**WHAT TO WORK ON:**
Using the records provided below, locate and copy each line that contains the word "végzett".
═════ SUPPLIED ENTRIES
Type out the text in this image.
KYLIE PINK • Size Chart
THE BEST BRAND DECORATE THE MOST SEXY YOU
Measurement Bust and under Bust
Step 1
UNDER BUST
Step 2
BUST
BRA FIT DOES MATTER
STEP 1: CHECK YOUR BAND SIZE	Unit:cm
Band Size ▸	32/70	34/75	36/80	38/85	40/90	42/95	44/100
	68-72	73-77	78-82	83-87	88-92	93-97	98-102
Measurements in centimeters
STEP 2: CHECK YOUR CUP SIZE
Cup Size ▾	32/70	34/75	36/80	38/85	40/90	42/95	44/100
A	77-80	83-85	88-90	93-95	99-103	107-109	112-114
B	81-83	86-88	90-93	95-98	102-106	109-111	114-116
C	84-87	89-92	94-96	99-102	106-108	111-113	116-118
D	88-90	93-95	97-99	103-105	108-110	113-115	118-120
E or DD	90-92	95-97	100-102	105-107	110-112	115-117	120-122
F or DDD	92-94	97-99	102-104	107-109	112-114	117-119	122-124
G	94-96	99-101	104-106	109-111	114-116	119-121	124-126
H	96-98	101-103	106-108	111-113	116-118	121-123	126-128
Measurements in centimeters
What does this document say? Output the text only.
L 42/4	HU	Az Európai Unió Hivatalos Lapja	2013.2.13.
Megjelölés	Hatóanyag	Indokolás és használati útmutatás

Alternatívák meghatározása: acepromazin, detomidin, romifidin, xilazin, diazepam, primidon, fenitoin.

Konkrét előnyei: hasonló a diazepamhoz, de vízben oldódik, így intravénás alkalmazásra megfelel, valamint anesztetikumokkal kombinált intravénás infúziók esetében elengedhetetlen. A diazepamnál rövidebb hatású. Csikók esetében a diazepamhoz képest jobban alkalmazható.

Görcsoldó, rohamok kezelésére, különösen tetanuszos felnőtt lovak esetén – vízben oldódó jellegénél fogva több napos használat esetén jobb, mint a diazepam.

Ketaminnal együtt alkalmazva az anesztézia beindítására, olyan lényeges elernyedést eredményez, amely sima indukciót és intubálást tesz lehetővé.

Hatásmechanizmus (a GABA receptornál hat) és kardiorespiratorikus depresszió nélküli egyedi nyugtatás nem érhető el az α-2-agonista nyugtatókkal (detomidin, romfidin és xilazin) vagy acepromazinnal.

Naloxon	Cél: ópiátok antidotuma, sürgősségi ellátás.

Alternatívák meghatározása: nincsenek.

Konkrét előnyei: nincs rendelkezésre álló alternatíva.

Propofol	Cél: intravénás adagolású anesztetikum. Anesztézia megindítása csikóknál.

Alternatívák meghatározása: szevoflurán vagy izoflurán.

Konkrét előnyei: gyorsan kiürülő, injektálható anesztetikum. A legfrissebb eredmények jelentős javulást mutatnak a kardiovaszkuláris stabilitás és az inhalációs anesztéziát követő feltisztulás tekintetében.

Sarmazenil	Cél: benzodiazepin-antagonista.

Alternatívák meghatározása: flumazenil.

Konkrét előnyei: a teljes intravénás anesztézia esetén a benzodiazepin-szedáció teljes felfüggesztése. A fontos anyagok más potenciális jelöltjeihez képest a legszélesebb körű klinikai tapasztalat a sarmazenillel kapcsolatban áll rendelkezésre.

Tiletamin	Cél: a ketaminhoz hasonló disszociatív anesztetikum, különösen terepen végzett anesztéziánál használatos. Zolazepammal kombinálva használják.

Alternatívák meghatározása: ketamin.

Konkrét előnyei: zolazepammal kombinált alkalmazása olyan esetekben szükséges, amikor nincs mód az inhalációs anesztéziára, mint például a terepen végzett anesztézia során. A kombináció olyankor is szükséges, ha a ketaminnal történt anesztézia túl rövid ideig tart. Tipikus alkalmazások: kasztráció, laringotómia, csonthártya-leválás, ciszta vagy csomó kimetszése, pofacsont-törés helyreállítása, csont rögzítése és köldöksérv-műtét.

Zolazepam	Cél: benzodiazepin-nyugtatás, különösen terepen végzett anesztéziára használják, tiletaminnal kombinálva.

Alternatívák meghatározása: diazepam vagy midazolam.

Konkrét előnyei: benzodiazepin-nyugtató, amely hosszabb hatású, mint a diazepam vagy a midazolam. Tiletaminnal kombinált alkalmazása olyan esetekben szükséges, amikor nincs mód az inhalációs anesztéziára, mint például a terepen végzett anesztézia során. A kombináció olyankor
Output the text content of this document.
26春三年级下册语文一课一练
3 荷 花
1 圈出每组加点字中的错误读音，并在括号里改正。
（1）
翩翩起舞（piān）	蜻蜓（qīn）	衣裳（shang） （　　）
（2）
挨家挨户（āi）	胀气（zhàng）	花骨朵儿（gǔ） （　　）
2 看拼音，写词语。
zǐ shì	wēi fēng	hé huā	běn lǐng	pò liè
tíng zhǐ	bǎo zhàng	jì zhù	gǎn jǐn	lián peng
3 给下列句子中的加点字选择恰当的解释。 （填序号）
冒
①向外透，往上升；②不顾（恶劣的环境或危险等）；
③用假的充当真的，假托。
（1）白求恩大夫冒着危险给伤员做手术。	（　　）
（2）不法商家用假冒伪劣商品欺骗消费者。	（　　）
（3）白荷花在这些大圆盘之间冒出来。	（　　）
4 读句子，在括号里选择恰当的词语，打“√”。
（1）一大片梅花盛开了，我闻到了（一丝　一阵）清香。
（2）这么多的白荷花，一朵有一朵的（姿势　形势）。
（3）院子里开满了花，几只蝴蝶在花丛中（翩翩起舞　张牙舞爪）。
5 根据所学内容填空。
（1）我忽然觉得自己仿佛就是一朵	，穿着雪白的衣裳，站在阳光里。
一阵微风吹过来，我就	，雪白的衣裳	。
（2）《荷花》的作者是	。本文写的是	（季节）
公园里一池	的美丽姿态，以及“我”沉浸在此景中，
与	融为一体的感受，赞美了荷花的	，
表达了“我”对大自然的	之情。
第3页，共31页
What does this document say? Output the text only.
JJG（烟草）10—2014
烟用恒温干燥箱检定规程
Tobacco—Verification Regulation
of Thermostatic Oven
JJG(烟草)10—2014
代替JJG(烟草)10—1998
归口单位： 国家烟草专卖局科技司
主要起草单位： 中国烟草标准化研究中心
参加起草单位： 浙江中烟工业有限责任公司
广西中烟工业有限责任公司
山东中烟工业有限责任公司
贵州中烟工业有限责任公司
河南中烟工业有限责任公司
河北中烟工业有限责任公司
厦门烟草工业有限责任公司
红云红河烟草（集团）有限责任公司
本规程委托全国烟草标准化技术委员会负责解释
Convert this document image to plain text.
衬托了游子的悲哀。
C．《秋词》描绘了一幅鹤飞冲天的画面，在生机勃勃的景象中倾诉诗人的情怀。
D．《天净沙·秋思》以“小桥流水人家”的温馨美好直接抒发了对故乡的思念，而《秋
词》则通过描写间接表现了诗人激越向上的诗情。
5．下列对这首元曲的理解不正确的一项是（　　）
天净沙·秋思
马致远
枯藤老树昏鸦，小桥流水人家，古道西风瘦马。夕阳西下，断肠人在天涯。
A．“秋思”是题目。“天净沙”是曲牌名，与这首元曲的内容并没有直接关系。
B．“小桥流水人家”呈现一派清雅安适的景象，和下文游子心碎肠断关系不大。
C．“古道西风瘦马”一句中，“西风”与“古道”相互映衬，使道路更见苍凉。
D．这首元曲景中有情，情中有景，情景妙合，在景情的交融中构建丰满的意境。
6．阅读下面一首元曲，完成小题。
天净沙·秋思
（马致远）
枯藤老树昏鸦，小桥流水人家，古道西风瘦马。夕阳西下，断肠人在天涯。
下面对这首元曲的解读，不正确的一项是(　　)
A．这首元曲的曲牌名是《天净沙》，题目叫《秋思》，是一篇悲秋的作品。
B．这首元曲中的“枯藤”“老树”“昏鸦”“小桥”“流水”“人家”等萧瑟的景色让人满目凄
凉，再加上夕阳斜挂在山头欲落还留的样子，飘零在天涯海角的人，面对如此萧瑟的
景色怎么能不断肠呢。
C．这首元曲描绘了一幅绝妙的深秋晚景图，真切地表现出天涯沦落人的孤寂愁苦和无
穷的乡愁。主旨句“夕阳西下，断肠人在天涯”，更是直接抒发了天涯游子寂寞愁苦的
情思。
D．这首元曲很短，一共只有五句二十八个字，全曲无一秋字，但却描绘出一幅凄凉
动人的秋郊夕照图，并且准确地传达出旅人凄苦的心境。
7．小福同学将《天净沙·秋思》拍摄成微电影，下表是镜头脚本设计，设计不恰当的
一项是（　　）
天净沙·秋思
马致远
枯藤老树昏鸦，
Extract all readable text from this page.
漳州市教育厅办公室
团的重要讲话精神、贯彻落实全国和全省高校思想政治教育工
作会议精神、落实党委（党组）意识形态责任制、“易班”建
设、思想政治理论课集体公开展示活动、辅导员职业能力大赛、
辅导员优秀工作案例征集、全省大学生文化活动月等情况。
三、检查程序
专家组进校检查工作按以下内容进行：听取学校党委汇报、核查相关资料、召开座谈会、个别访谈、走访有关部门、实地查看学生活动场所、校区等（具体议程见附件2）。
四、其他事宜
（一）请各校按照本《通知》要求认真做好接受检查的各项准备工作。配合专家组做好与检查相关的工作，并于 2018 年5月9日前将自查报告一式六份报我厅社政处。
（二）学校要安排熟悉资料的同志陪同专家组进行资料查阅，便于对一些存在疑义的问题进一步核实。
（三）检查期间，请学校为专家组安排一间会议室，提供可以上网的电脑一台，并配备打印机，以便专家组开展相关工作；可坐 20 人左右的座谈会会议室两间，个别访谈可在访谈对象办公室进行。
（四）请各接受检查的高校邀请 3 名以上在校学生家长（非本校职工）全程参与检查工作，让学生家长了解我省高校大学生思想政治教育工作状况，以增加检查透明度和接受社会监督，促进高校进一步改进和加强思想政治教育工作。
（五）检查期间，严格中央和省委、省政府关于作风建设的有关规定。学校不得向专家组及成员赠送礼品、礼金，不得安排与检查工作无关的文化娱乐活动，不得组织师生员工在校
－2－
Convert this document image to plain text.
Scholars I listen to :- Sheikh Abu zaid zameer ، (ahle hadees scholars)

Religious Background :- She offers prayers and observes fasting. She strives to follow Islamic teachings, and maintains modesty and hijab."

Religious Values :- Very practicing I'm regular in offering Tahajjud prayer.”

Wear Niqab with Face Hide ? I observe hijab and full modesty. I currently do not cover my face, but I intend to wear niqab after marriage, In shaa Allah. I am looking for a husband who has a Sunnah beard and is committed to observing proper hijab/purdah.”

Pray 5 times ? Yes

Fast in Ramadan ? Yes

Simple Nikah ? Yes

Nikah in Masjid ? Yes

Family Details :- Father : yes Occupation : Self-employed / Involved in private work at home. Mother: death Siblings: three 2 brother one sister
══════════
**FINISHED EXERCISE:**
Tiletamin	Cél: a ketaminhoz hasonló disszociatív anesztetikum, különösen terepen végzett anesztéziánál használatos. Zolazepammal kombinálva használják.
Konkrét előnyei: zolazepammal kombinált alkalmazása olyan esetekben szükséges, amikor nincs mód az inhalációs anesztéziára, mint például a terepen végzett anesztézia során. A kombináció olyankor is szükséges, ha a ketaminnal történt anesztézia túl rövid ideig tart. Tipikus alkalmazások: kasztráció, laringotómia, csonthártya-leválás, ciszta vagy csomó kimetszése, pofacsont-törés helyreállítása, csont rögzítése és köldöksérv-műtét.
Zolazepam	Cél: benzodiazepin-nyugtatás, különösen terepen végzett anesztéziára használják, tiletaminnal kombinálva.
Konkrét előnyei: benzodiazepin-nyugtató, amely hosszabb hatású, mint a diazepam vagy a midazolam. Tiletaminnal kombinált alkalmazása olyan esetekben szükséges, amikor nincs mód az inhalációs anesztéziára, mint például a terepen végzett anesztézia során. A kombináció olyankor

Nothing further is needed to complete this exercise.